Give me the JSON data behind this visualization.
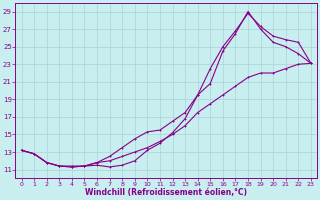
{
  "background_color": "#c8eef0",
  "grid_color": "#aed8dc",
  "line_color": "#880088",
  "xlabel": "Windchill (Refroidissement éolien,°C)",
  "xlim": [
    -0.5,
    23.5
  ],
  "ylim": [
    10,
    30
  ],
  "yticks": [
    11,
    13,
    15,
    17,
    19,
    21,
    23,
    25,
    27,
    29
  ],
  "xticks": [
    0,
    1,
    2,
    3,
    4,
    5,
    6,
    7,
    8,
    9,
    10,
    11,
    12,
    13,
    14,
    15,
    16,
    17,
    18,
    19,
    20,
    21,
    22,
    23
  ],
  "curve1_x": [
    0,
    1,
    2,
    3,
    4,
    5,
    6,
    7,
    8,
    9,
    10,
    11,
    12,
    13,
    14,
    15,
    16,
    17,
    18,
    19,
    20,
    21,
    22,
    23
  ],
  "curve1_y": [
    13.2,
    12.8,
    11.8,
    11.4,
    11.3,
    11.4,
    11.5,
    11.3,
    11.5,
    12.0,
    13.2,
    14.0,
    15.2,
    16.8,
    19.5,
    20.8,
    24.5,
    26.5,
    29.0,
    27.0,
    25.5,
    25.0,
    24.2,
    23.1
  ],
  "curve2_x": [
    0,
    1,
    2,
    3,
    4,
    5,
    6,
    7,
    8,
    9,
    10,
    11,
    12,
    13,
    14,
    15,
    16,
    17,
    18,
    19,
    20,
    21,
    22,
    23
  ],
  "curve2_y": [
    13.2,
    12.8,
    11.8,
    11.4,
    11.3,
    11.4,
    11.8,
    12.5,
    13.5,
    14.5,
    15.3,
    15.5,
    16.5,
    17.5,
    19.5,
    22.5,
    25.0,
    26.8,
    28.8,
    27.3,
    26.2,
    25.8,
    25.5,
    23.1
  ],
  "curve3_x": [
    0,
    1,
    2,
    3,
    4,
    5,
    6,
    7,
    8,
    9,
    10,
    11,
    12,
    13,
    14,
    15,
    16,
    17,
    18,
    19,
    20,
    21,
    22,
    23
  ],
  "curve3_y": [
    13.2,
    12.8,
    11.8,
    11.4,
    11.4,
    11.4,
    11.8,
    12.0,
    12.5,
    13.0,
    13.5,
    14.2,
    15.0,
    16.0,
    17.5,
    18.5,
    19.5,
    20.5,
    21.5,
    22.0,
    22.0,
    22.5,
    23.0,
    23.1
  ]
}
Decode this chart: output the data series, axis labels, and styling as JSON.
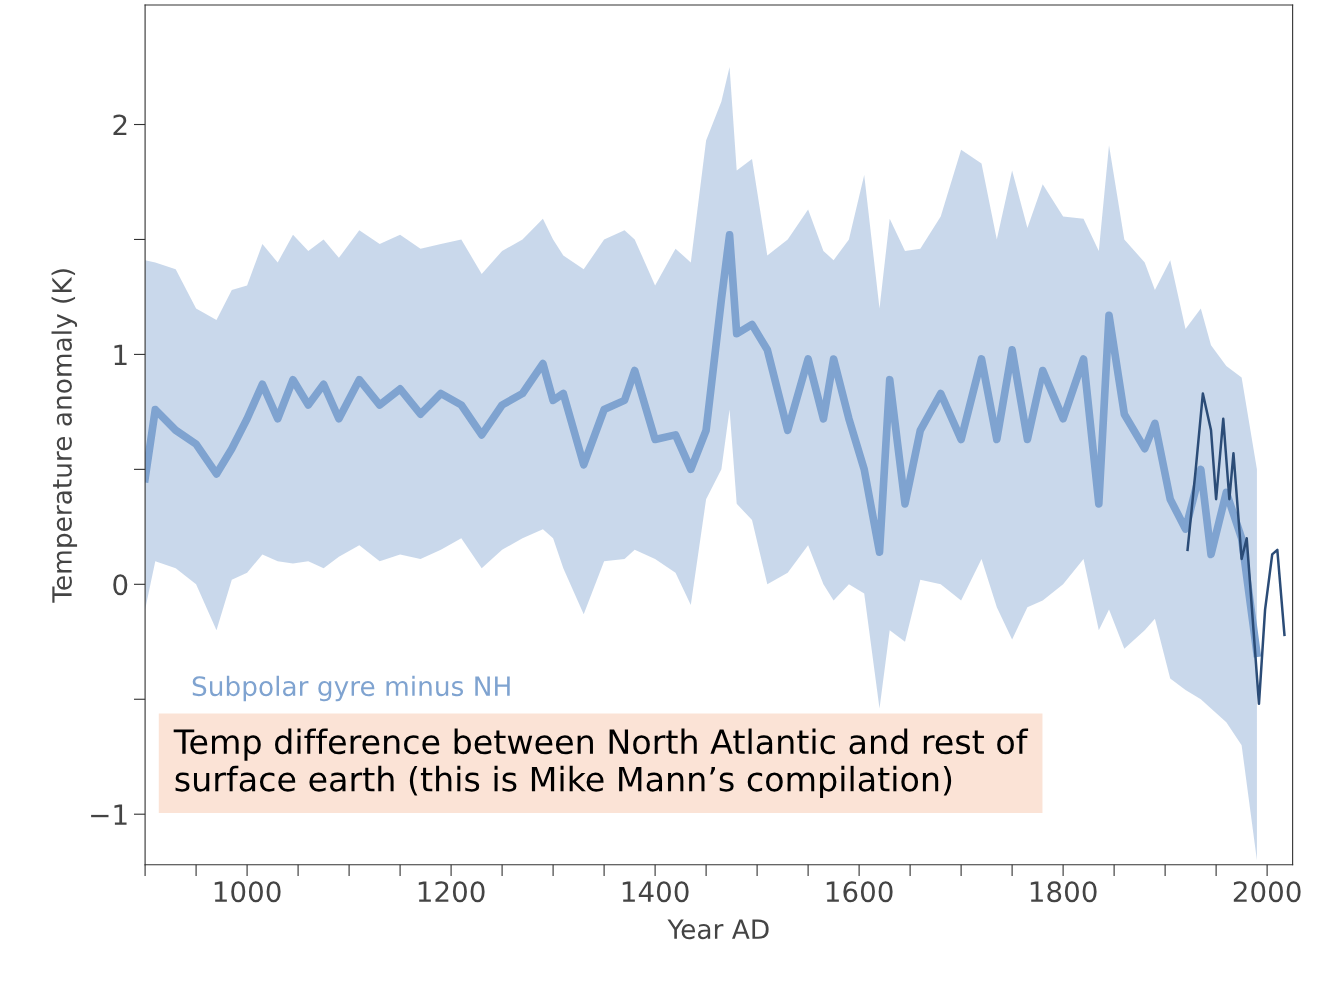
{
  "chart_data": {
    "type": "line",
    "xlabel": "Year AD",
    "ylabel": "Temperature anomaly (K)",
    "xlim": [
      900,
      2025
    ],
    "ylim": [
      -1.22,
      2.52
    ],
    "xticks": [
      {
        "value": 900,
        "label": null
      },
      {
        "value": 950,
        "label": null
      },
      1000,
      {
        "value": 1050,
        "label": null
      },
      {
        "value": 1100,
        "label": null
      },
      {
        "value": 1150,
        "label": null
      },
      1200,
      {
        "value": 1250,
        "label": null
      },
      {
        "value": 1300,
        "label": null
      },
      {
        "value": 1350,
        "label": null
      },
      1400,
      {
        "value": 1450,
        "label": null
      },
      {
        "value": 1500,
        "label": null
      },
      {
        "value": 1550,
        "label": null
      },
      1600,
      {
        "value": 1650,
        "label": null
      },
      {
        "value": 1700,
        "label": null
      },
      {
        "value": 1750,
        "label": null
      },
      1800,
      {
        "value": 1850,
        "label": null
      },
      {
        "value": 1900,
        "label": null
      },
      {
        "value": 1950,
        "label": null
      },
      2000
    ],
    "yticks": [
      {
        "value": -1,
        "label": "−1"
      },
      {
        "value": -0.5,
        "label": null
      },
      0,
      {
        "value": 0.5,
        "label": null
      },
      1,
      {
        "value": 1.5,
        "label": null
      },
      2
    ],
    "grid": false,
    "legend": false,
    "annotations": [
      "Temp difference between North Atlantic and rest of\nsurface earth (this is Mike Mann’s compilation)"
    ],
    "series": [
      {
        "name": "Subpolar gyre minus NH",
        "color": "#7fa3d0",
        "x": [
          900,
          910,
          930,
          950,
          970,
          985,
          1000,
          1015,
          1030,
          1045,
          1060,
          1075,
          1090,
          1110,
          1130,
          1150,
          1170,
          1190,
          1210,
          1230,
          1250,
          1270,
          1290,
          1300,
          1310,
          1330,
          1350,
          1370,
          1380,
          1400,
          1420,
          1435,
          1450,
          1465,
          1473,
          1480,
          1495,
          1510,
          1530,
          1550,
          1565,
          1575,
          1590,
          1605,
          1620,
          1630,
          1645,
          1660,
          1680,
          1700,
          1720,
          1735,
          1750,
          1765,
          1780,
          1800,
          1820,
          1835,
          1845,
          1860,
          1880,
          1890,
          1905,
          1920,
          1935,
          1945,
          1960,
          1975,
          1990
        ],
        "values": [
          0.46,
          0.76,
          0.67,
          0.61,
          0.48,
          0.59,
          0.72,
          0.87,
          0.72,
          0.89,
          0.78,
          0.87,
          0.72,
          0.89,
          0.78,
          0.85,
          0.74,
          0.83,
          0.78,
          0.65,
          0.78,
          0.83,
          0.96,
          0.8,
          0.83,
          0.52,
          0.76,
          0.8,
          0.93,
          0.63,
          0.65,
          0.5,
          0.67,
          1.24,
          1.52,
          1.09,
          1.13,
          1.02,
          0.67,
          0.98,
          0.72,
          0.98,
          0.72,
          0.5,
          0.14,
          0.89,
          0.35,
          0.67,
          0.83,
          0.63,
          0.98,
          0.63,
          1.02,
          0.63,
          0.93,
          0.72,
          0.98,
          0.35,
          1.17,
          0.74,
          0.59,
          0.7,
          0.37,
          0.24,
          0.5,
          0.13,
          0.4,
          0.2,
          -0.3
        ],
        "upper": [
          1.41,
          1.4,
          1.37,
          1.2,
          1.15,
          1.28,
          1.3,
          1.48,
          1.4,
          1.52,
          1.45,
          1.5,
          1.42,
          1.54,
          1.48,
          1.52,
          1.46,
          1.48,
          1.5,
          1.35,
          1.45,
          1.5,
          1.59,
          1.5,
          1.43,
          1.37,
          1.5,
          1.54,
          1.5,
          1.3,
          1.46,
          1.4,
          1.93,
          2.1,
          2.25,
          1.8,
          1.85,
          1.43,
          1.5,
          1.63,
          1.45,
          1.41,
          1.5,
          1.78,
          1.2,
          1.59,
          1.45,
          1.46,
          1.6,
          1.89,
          1.83,
          1.5,
          1.8,
          1.55,
          1.74,
          1.6,
          1.59,
          1.45,
          1.91,
          1.5,
          1.4,
          1.28,
          1.41,
          1.11,
          1.2,
          1.04,
          0.95,
          0.9,
          0.5
        ],
        "lower": [
          -0.11,
          0.1,
          0.07,
          0.0,
          -0.2,
          0.02,
          0.05,
          0.13,
          0.1,
          0.09,
          0.1,
          0.07,
          0.12,
          0.17,
          0.1,
          0.13,
          0.11,
          0.15,
          0.2,
          0.07,
          0.15,
          0.2,
          0.24,
          0.2,
          0.07,
          -0.13,
          0.1,
          0.11,
          0.15,
          0.11,
          0.05,
          -0.09,
          0.37,
          0.5,
          0.76,
          0.35,
          0.28,
          0.0,
          0.05,
          0.17,
          0.0,
          -0.07,
          0.0,
          -0.04,
          -0.54,
          -0.2,
          -0.25,
          0.02,
          0.0,
          -0.07,
          0.11,
          -0.1,
          -0.24,
          -0.1,
          -0.07,
          0.0,
          0.11,
          -0.2,
          -0.11,
          -0.28,
          -0.2,
          -0.15,
          -0.41,
          -0.46,
          -0.5,
          -0.54,
          -0.6,
          -0.7,
          -1.2
        ]
      },
      {
        "color": "#2b4c77",
        "x": [
          1922,
          1930,
          1937,
          1945,
          1950,
          1957,
          1963,
          1967,
          1975,
          1980,
          1992,
          1998,
          2005,
          2010,
          2017
        ],
        "values": [
          0.15,
          0.5,
          0.83,
          0.67,
          0.37,
          0.72,
          0.37,
          0.57,
          0.11,
          0.2,
          -0.52,
          -0.11,
          0.13,
          0.15,
          -0.22
        ]
      }
    ]
  }
}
-*-*-
== Problem details ==
Which lines of the data include "this"? Copy each of them.

== Task answer ==
Give me the JSON data behind this visualization.
Decode this chart: output the data series, axis labels, and styling as JSON.
      "Temp difference between North Atlantic and rest of\nsurface earth (this is Mike Mann’s compilation)"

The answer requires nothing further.